## BEGIN INPUT RECORDS
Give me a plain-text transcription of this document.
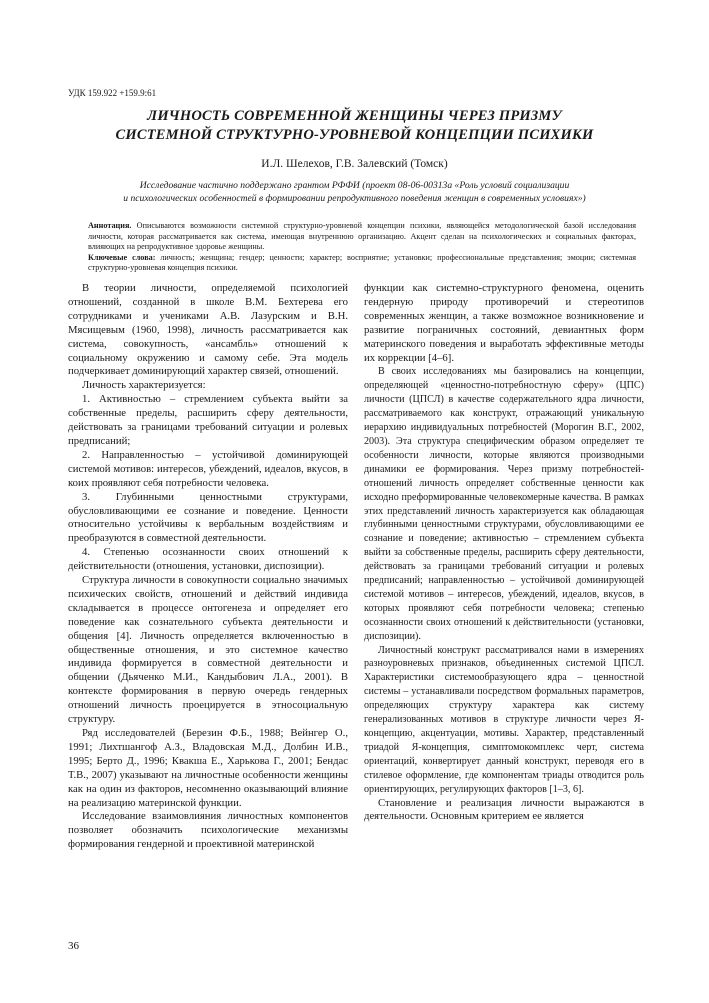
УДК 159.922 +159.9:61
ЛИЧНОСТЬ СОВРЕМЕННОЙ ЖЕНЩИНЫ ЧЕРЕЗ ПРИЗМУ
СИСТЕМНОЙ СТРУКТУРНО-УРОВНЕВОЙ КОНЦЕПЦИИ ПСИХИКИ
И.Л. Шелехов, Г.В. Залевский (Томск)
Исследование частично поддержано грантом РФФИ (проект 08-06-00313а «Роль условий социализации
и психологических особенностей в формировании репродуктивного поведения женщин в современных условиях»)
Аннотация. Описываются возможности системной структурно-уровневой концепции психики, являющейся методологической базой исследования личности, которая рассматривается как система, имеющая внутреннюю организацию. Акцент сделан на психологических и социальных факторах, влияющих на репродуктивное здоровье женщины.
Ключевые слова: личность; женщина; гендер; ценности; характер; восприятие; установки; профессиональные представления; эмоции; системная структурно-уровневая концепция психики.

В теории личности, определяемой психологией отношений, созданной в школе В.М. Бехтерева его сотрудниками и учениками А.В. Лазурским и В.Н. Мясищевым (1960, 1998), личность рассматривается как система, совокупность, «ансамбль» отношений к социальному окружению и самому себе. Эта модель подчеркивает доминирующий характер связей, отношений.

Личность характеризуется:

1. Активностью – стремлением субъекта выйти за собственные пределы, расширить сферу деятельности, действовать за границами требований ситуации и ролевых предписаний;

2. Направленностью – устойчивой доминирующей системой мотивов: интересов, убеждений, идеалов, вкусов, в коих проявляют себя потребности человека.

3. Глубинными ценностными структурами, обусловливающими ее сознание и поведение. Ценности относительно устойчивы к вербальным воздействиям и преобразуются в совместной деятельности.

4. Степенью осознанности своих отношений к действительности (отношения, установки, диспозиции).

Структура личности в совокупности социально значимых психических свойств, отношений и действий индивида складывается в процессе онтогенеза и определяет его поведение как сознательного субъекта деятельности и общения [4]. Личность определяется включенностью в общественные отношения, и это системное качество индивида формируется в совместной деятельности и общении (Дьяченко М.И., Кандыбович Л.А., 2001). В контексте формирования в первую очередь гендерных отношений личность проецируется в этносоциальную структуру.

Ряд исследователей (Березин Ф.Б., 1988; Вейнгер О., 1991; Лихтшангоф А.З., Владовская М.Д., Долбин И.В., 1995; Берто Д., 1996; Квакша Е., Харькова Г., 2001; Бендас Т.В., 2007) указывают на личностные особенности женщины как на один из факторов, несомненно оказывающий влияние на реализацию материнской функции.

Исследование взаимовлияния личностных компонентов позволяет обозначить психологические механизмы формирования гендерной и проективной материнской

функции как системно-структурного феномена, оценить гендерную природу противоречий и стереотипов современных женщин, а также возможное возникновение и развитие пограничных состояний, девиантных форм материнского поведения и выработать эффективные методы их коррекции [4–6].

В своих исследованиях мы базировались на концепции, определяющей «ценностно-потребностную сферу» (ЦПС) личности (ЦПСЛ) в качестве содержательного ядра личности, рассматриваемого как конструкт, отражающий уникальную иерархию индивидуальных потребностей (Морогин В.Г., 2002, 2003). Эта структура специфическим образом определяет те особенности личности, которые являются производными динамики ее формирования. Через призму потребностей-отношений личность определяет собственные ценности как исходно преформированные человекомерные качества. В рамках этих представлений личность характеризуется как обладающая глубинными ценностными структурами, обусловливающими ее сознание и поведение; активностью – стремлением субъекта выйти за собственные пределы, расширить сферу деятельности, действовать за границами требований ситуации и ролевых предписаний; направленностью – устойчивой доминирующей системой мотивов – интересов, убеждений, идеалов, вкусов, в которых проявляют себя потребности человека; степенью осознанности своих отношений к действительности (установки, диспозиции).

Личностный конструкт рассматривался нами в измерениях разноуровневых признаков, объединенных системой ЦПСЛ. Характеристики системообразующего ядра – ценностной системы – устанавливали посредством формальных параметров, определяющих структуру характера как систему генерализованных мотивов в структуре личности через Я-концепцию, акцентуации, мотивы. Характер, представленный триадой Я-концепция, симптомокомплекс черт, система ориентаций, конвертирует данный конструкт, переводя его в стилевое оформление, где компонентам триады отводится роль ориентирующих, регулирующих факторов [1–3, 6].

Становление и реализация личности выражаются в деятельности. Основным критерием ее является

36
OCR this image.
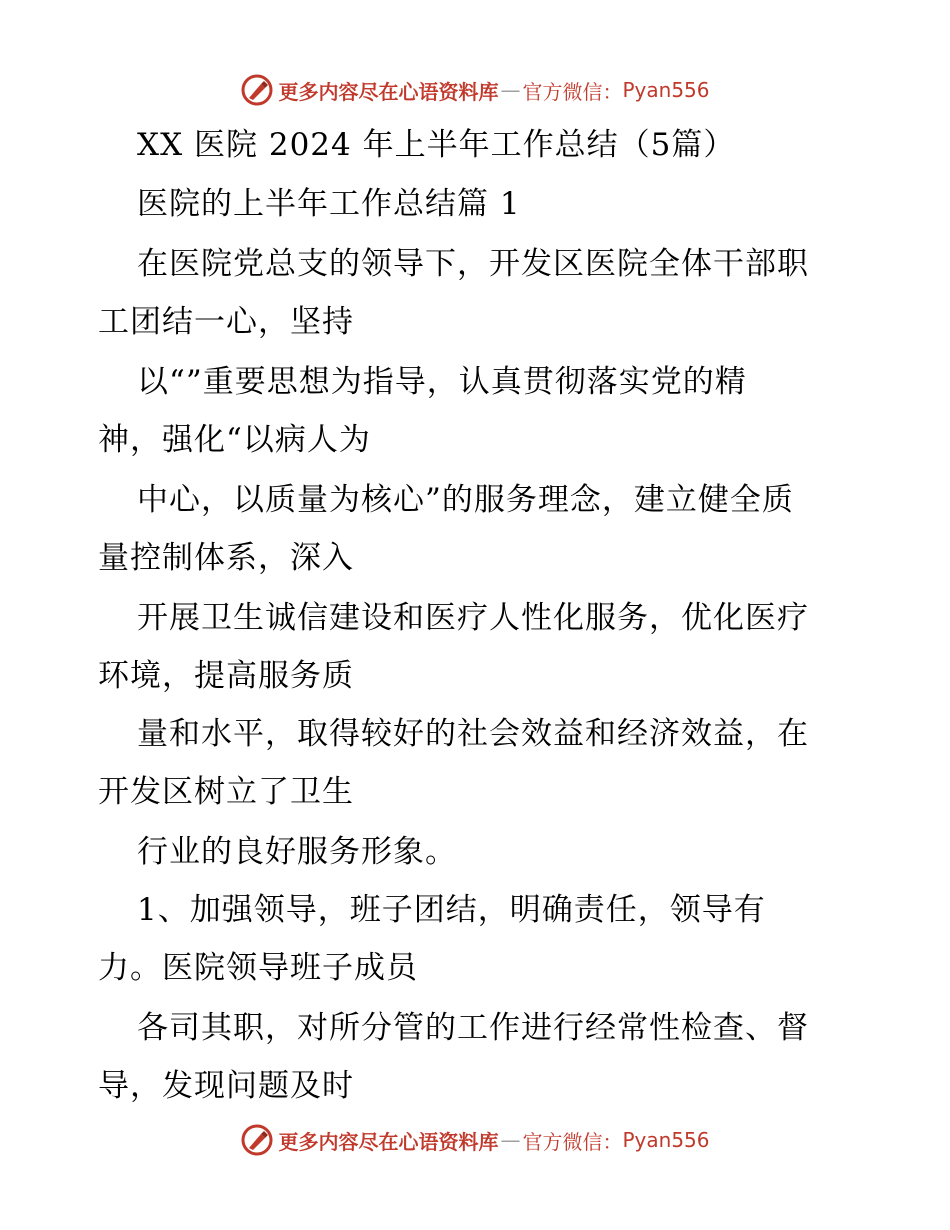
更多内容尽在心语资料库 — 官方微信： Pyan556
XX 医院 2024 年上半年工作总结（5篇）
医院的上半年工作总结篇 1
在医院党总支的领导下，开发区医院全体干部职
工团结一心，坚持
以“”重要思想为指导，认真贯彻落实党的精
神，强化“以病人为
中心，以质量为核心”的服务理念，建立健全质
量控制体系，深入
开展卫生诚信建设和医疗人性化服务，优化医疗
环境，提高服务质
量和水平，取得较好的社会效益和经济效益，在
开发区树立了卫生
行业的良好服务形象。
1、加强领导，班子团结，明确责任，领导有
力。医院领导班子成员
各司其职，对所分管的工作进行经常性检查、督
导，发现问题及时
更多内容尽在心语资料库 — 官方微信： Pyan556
## END INPUT RECORDS
▸ EXERCISE
Starting at the line that contains "OCR this image.", write out every line through the end of the entries, both ends included, without any pictures.

▸ CORRECT ANSWER
OCR this image.
更多内容尽在心语资料库 — 官方微信： Pyan556
XX 医院 2024 年上半年工作总结（5篇）
医院的上半年工作总结篇 1
在医院党总支的领导下，开发区医院全体干部职
工团结一心，坚持
以“”重要思想为指导，认真贯彻落实党的精
神，强化“以病人为
中心，以质量为核心”的服务理念，建立健全质
量控制体系，深入
开展卫生诚信建设和医疗人性化服务，优化医疗
环境，提高服务质
量和水平，取得较好的社会效益和经济效益，在
开发区树立了卫生
行业的良好服务形象。
1、加强领导，班子团结，明确责任，领导有
力。医院领导班子成员
各司其职，对所分管的工作进行经常性检查、督
导，发现问题及时
更多内容尽在心语资料库 — 官方微信： Pyan556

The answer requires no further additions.